--- begin ---

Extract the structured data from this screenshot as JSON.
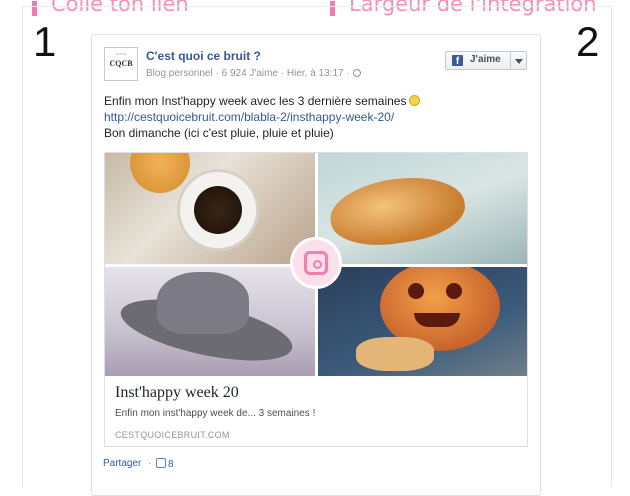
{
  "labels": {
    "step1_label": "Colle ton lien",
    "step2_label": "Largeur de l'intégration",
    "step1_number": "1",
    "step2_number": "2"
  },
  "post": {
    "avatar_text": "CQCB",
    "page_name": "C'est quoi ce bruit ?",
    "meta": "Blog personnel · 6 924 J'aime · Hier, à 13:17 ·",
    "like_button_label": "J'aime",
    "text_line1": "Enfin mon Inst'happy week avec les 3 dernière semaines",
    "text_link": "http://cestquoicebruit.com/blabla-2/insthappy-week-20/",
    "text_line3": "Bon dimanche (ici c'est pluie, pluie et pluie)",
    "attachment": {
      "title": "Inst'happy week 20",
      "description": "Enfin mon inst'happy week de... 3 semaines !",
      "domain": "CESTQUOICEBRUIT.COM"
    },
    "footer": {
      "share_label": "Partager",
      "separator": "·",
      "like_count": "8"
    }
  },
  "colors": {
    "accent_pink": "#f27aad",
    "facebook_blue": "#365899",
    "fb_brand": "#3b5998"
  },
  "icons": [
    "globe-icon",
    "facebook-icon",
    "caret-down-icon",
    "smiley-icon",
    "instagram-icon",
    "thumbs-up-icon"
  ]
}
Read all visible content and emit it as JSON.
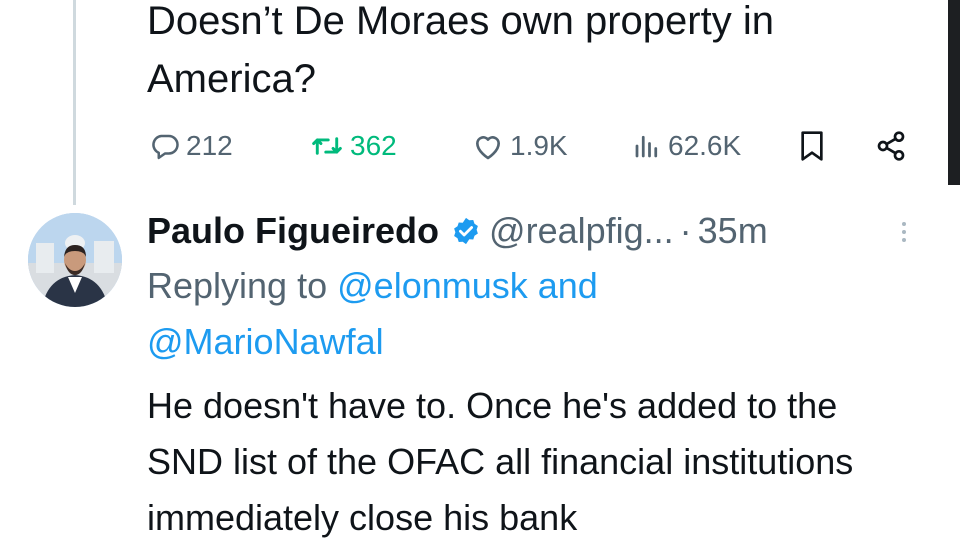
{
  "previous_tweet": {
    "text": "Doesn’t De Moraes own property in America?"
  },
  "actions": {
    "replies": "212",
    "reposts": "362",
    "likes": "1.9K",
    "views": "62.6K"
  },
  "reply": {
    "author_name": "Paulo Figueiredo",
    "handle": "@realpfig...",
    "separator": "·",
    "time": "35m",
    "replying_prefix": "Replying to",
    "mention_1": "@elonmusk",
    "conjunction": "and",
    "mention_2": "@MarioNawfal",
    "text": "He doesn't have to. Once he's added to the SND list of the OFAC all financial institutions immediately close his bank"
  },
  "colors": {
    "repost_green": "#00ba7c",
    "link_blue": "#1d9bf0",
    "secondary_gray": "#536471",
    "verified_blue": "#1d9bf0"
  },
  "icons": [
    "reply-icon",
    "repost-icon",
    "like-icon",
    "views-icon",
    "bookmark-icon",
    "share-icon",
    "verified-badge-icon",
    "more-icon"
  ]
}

--- end ---

*WHAT YOU SHOULD DO*: Begin with the line that contains "Read all visible content and emit it as JSON." and repeat every line through the end of the data, exactly and only those lines, leaving out the pictures.

*COMPLETE OUTPUT*:
Read all visible content and emit it as JSON.
{
  "previous_tweet": {
    "text": "Doesn’t De Moraes own property in America?"
  },
  "actions": {
    "replies": "212",
    "reposts": "362",
    "likes": "1.9K",
    "views": "62.6K"
  },
  "reply": {
    "author_name": "Paulo Figueiredo",
    "handle": "@realpfig...",
    "separator": "·",
    "time": "35m",
    "replying_prefix": "Replying to",
    "mention_1": "@elonmusk",
    "conjunction": "and",
    "mention_2": "@MarioNawfal",
    "text": "He doesn't have to. Once he's added to the SND list of the OFAC all financial institutions immediately close his bank"
  },
  "colors": {
    "repost_green": "#00ba7c",
    "link_blue": "#1d9bf0",
    "secondary_gray": "#536471",
    "verified_blue": "#1d9bf0"
  },
  "icons": [
    "reply-icon",
    "repost-icon",
    "like-icon",
    "views-icon",
    "bookmark-icon",
    "share-icon",
    "verified-badge-icon",
    "more-icon"
  ]
}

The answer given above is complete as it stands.